Stated goal: Report only the number of lines in this material that include the string "triangle".

Data lines:
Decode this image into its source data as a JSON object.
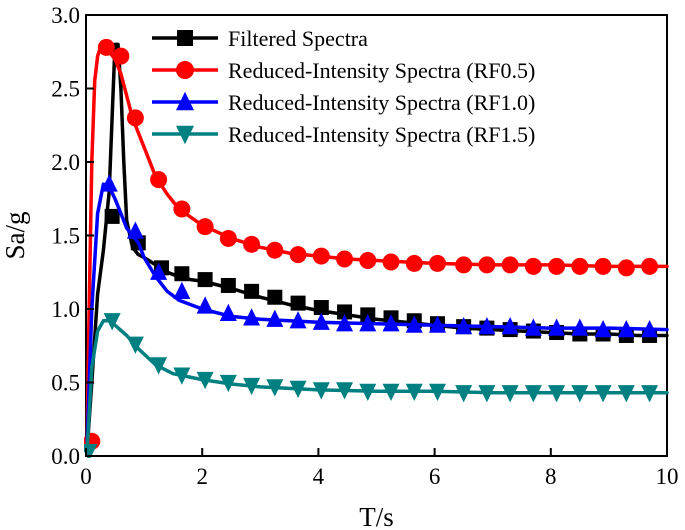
{
  "chart_data": {
    "type": "line",
    "title": "",
    "xlabel": "T/s",
    "ylabel": "Sa/g",
    "xlim": [
      0,
      10
    ],
    "ylim": [
      0,
      3.0
    ],
    "xticks": [
      0,
      2,
      4,
      6,
      8,
      10
    ],
    "xtick_labels": [
      "0",
      "2",
      "4",
      "6",
      "8",
      "10"
    ],
    "yticks": [
      0,
      0.5,
      1.0,
      1.5,
      2.0,
      2.5,
      3.0
    ],
    "ytick_labels": [
      "0.0",
      "0.5",
      "1.0",
      "1.5",
      "2.0",
      "2.5",
      "3.0"
    ],
    "grid": false,
    "legend_position": "top-right",
    "series": [
      {
        "name": "Filtered Spectra",
        "color": "#000000",
        "marker": "square",
        "x": [
          0.02,
          0.1,
          0.2,
          0.3,
          0.4,
          0.45,
          0.5,
          0.55,
          0.6,
          0.65,
          0.7,
          0.8,
          0.9,
          1.0,
          1.2,
          1.4,
          1.6,
          1.8,
          2.0,
          2.2,
          2.5,
          3.0,
          3.5,
          4.0,
          4.5,
          5.0,
          5.5,
          6.0,
          6.5,
          7.0,
          7.5,
          8.0,
          8.5,
          9.0,
          9.5,
          10.0
        ],
        "y": [
          0.05,
          0.5,
          1.1,
          1.4,
          1.8,
          2.3,
          2.8,
          2.8,
          2.5,
          2.0,
          1.6,
          1.42,
          1.37,
          1.35,
          1.3,
          1.25,
          1.22,
          1.2,
          1.19,
          1.17,
          1.14,
          1.08,
          1.03,
          0.99,
          0.96,
          0.93,
          0.91,
          0.89,
          0.87,
          0.86,
          0.85,
          0.84,
          0.83,
          0.83,
          0.82,
          0.82
        ],
        "marker_x": [
          0.45,
          0.9,
          1.3,
          1.65,
          2.05,
          2.45,
          2.85,
          3.25,
          3.65,
          4.05,
          4.45,
          4.85,
          5.25,
          5.65,
          6.05,
          6.5,
          6.9,
          7.3,
          7.7,
          8.1,
          8.5,
          8.9,
          9.3,
          9.7
        ],
        "marker_y": [
          1.63,
          1.45,
          1.28,
          1.24,
          1.2,
          1.16,
          1.12,
          1.08,
          1.04,
          1.01,
          0.98,
          0.96,
          0.94,
          0.92,
          0.9,
          0.88,
          0.87,
          0.86,
          0.85,
          0.84,
          0.83,
          0.83,
          0.82,
          0.82
        ]
      },
      {
        "name": "Reduced-Intensity Spectra (RF0.5)",
        "color": "#ff0000",
        "marker": "circle",
        "x": [
          0.02,
          0.05,
          0.1,
          0.15,
          0.2,
          0.25,
          0.3,
          0.35,
          0.4,
          0.5,
          0.6,
          0.7,
          0.8,
          1.0,
          1.2,
          1.4,
          1.6,
          2.0,
          2.5,
          3.0,
          3.5,
          4.0,
          4.5,
          5.0,
          6.0,
          7.0,
          8.0,
          9.0,
          10.0
        ],
        "y": [
          0.15,
          0.9,
          2.0,
          2.55,
          2.72,
          2.78,
          2.8,
          2.78,
          2.75,
          2.7,
          2.6,
          2.45,
          2.3,
          2.1,
          1.9,
          1.78,
          1.68,
          1.57,
          1.48,
          1.42,
          1.38,
          1.36,
          1.34,
          1.33,
          1.31,
          1.3,
          1.3,
          1.29,
          1.29
        ],
        "marker_x": [
          0.1,
          0.35,
          0.6,
          0.85,
          1.25,
          1.65,
          2.05,
          2.45,
          2.85,
          3.25,
          3.65,
          4.05,
          4.45,
          4.85,
          5.25,
          5.65,
          6.05,
          6.5,
          6.9,
          7.3,
          7.7,
          8.1,
          8.5,
          8.9,
          9.3,
          9.7
        ],
        "marker_y": [
          0.1,
          2.78,
          2.72,
          2.3,
          1.88,
          1.68,
          1.56,
          1.48,
          1.44,
          1.4,
          1.37,
          1.36,
          1.34,
          1.33,
          1.32,
          1.31,
          1.31,
          1.3,
          1.3,
          1.3,
          1.29,
          1.29,
          1.29,
          1.29,
          1.28,
          1.29
        ]
      },
      {
        "name": "Reduced-Intensity Spectra (RF1.0)",
        "color": "#0000ff",
        "marker": "triangle-up",
        "x": [
          0.02,
          0.1,
          0.2,
          0.3,
          0.4,
          0.5,
          0.6,
          0.7,
          0.8,
          0.9,
          1.0,
          1.2,
          1.4,
          1.6,
          2.0,
          2.5,
          3.0,
          3.5,
          4.0,
          5.0,
          6.0,
          7.0,
          8.0,
          9.0,
          10.0
        ],
        "y": [
          0.1,
          1.0,
          1.65,
          1.85,
          1.83,
          1.75,
          1.65,
          1.55,
          1.5,
          1.45,
          1.35,
          1.22,
          1.12,
          1.06,
          1.0,
          0.95,
          0.93,
          0.92,
          0.91,
          0.9,
          0.89,
          0.88,
          0.87,
          0.87,
          0.86
        ],
        "marker_x": [
          0.4,
          0.85,
          1.25,
          1.65,
          2.05,
          2.45,
          2.85,
          3.25,
          3.65,
          4.05,
          4.45,
          4.85,
          5.25,
          5.65,
          6.05,
          6.5,
          6.9,
          7.3,
          7.7,
          8.1,
          8.5,
          8.9,
          9.3,
          9.7
        ],
        "marker_y": [
          1.85,
          1.53,
          1.25,
          1.12,
          1.02,
          0.97,
          0.94,
          0.93,
          0.92,
          0.91,
          0.9,
          0.9,
          0.9,
          0.89,
          0.89,
          0.88,
          0.88,
          0.88,
          0.87,
          0.87,
          0.87,
          0.86,
          0.86,
          0.86
        ]
      },
      {
        "name": "Reduced-Intensity Spectra (RF1.5)",
        "color": "#008080",
        "marker": "triangle-down",
        "x": [
          0.02,
          0.1,
          0.2,
          0.3,
          0.4,
          0.5,
          0.7,
          0.9,
          1.2,
          1.5,
          2.0,
          2.5,
          3.0,
          3.5,
          4.0,
          5.0,
          6.0,
          7.0,
          8.0,
          9.0,
          10.0
        ],
        "y": [
          0.05,
          0.6,
          0.85,
          0.92,
          0.92,
          0.89,
          0.82,
          0.73,
          0.62,
          0.56,
          0.52,
          0.49,
          0.47,
          0.46,
          0.45,
          0.44,
          0.44,
          0.43,
          0.43,
          0.43,
          0.43
        ],
        "marker_x": [
          0.05,
          0.45,
          0.85,
          1.25,
          1.65,
          2.05,
          2.45,
          2.85,
          3.25,
          3.65,
          4.05,
          4.45,
          4.85,
          5.25,
          5.65,
          6.05,
          6.5,
          6.9,
          7.3,
          7.7,
          8.1,
          8.5,
          8.9,
          9.3,
          9.7
        ],
        "marker_y": [
          0.03,
          0.92,
          0.76,
          0.62,
          0.55,
          0.52,
          0.5,
          0.48,
          0.47,
          0.46,
          0.45,
          0.45,
          0.44,
          0.44,
          0.44,
          0.44,
          0.43,
          0.43,
          0.43,
          0.43,
          0.43,
          0.43,
          0.43,
          0.43,
          0.43
        ]
      }
    ]
  }
}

Exercise output: 2